YOUR GOAL: Pull out every line below containing the word "годахъ".

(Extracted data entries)
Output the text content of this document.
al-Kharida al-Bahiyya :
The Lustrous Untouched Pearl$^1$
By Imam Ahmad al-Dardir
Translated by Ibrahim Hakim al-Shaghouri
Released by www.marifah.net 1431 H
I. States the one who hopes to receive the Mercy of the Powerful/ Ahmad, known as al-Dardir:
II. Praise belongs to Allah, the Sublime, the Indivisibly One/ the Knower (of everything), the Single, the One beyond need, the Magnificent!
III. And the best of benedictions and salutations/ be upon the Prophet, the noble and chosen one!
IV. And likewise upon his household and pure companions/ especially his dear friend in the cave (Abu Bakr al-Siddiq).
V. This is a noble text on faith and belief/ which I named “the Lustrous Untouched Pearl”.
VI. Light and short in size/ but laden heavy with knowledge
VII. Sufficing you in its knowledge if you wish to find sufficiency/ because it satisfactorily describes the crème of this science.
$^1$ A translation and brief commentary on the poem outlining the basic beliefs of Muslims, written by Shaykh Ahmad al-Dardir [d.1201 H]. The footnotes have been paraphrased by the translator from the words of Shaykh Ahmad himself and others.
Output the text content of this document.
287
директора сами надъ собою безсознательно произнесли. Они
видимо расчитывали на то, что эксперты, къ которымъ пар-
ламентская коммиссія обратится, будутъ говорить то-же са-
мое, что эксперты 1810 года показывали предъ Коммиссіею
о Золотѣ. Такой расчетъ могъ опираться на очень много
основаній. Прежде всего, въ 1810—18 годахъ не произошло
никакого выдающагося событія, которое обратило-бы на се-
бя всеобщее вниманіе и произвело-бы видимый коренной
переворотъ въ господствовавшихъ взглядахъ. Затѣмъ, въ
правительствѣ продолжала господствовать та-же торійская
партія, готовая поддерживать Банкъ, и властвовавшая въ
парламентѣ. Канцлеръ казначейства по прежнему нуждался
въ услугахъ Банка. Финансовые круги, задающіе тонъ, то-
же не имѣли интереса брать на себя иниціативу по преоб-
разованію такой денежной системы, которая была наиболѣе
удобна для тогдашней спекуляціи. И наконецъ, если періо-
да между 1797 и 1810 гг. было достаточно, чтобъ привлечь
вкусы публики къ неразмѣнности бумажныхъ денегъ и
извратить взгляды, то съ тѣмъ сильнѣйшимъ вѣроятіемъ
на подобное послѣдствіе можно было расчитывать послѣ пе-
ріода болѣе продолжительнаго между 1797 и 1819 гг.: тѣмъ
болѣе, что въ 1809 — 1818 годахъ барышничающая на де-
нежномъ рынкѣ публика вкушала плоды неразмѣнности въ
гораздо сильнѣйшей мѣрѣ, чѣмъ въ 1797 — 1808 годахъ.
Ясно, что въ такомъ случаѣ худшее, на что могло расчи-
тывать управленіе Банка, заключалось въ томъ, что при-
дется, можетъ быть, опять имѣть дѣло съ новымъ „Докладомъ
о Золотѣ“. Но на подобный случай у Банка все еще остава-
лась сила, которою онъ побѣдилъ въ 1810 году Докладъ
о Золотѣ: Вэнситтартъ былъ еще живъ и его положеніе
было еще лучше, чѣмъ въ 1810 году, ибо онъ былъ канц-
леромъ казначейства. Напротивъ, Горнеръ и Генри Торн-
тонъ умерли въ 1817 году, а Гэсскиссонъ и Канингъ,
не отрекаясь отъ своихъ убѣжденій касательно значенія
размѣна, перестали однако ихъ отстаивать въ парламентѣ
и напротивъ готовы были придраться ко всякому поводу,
--
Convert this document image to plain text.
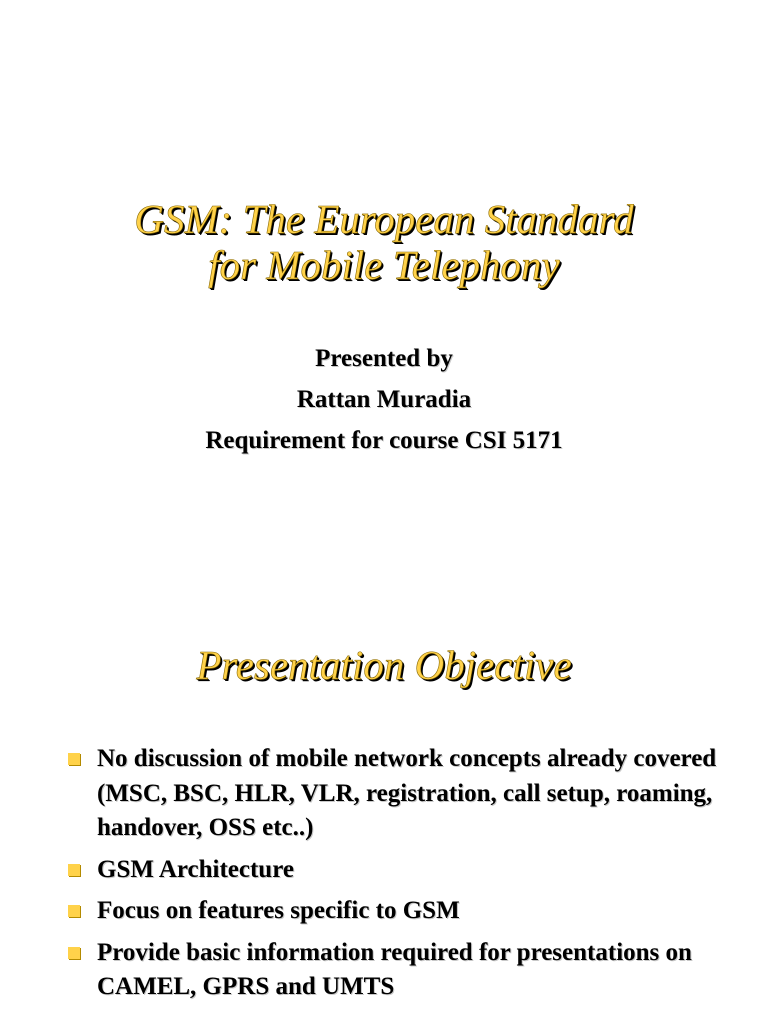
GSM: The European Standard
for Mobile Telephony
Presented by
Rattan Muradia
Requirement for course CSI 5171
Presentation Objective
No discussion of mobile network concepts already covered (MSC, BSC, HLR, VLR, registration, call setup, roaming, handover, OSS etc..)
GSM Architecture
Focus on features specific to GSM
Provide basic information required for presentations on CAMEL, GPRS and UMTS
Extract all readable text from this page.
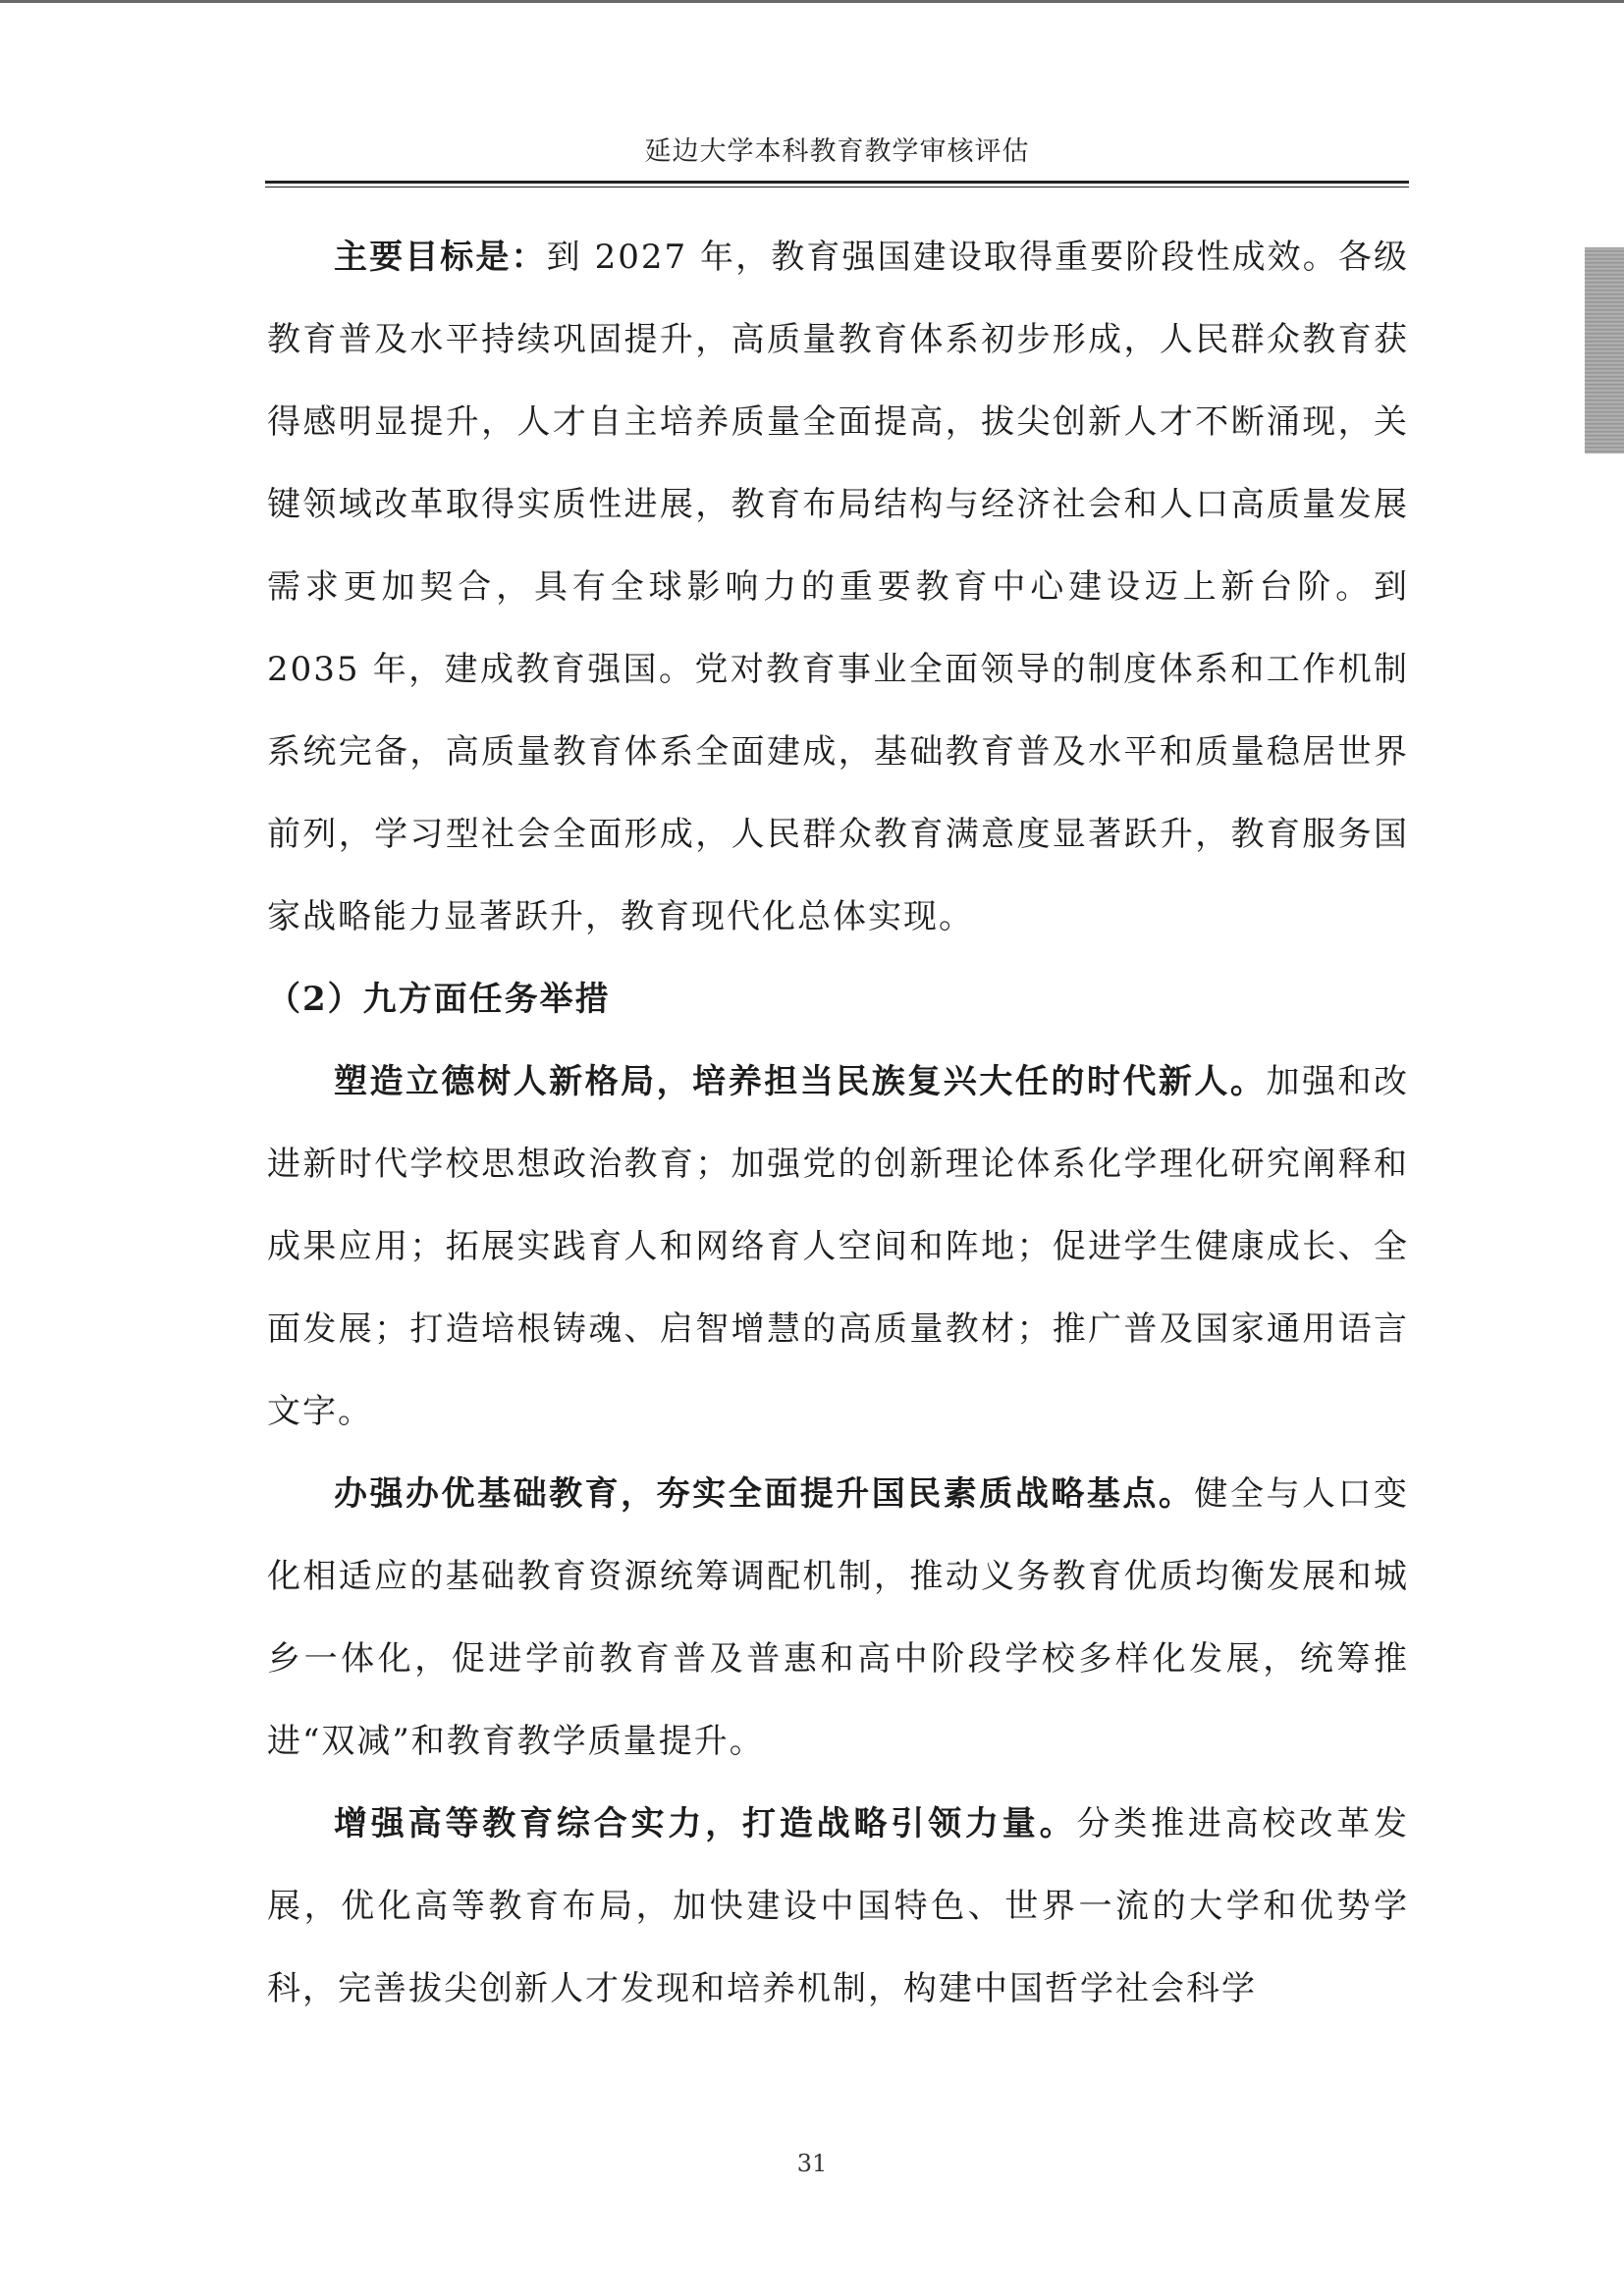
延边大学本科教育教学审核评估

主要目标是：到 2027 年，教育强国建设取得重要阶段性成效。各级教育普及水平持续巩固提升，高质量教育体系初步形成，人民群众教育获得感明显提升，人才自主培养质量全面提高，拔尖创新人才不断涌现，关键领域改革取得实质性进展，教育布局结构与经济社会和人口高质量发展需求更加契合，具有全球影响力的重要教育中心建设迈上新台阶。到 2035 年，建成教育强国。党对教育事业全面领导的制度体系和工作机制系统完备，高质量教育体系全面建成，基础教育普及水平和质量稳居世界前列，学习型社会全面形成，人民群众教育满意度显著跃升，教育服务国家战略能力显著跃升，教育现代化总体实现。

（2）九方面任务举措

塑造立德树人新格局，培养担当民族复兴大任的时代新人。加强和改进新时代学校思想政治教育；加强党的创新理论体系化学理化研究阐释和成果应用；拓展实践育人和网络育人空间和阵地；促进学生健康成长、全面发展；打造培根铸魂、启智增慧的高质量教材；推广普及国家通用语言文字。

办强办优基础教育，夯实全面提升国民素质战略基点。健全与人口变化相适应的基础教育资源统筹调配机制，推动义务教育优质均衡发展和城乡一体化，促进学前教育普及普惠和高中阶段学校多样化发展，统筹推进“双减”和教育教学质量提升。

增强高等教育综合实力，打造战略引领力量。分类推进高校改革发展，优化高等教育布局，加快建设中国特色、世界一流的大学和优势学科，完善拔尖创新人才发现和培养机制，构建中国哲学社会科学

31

SOLUTION TO THE EXERCISE:
основаній. Прежде всего, въ 1810—18 годахъ не произошло
болѣе, что въ 1809 — 1818 годахъ барышничающая на де-
гораздо сильнѣйшей мѣрѣ, чѣмъ въ 1797 — 1808 годахъ.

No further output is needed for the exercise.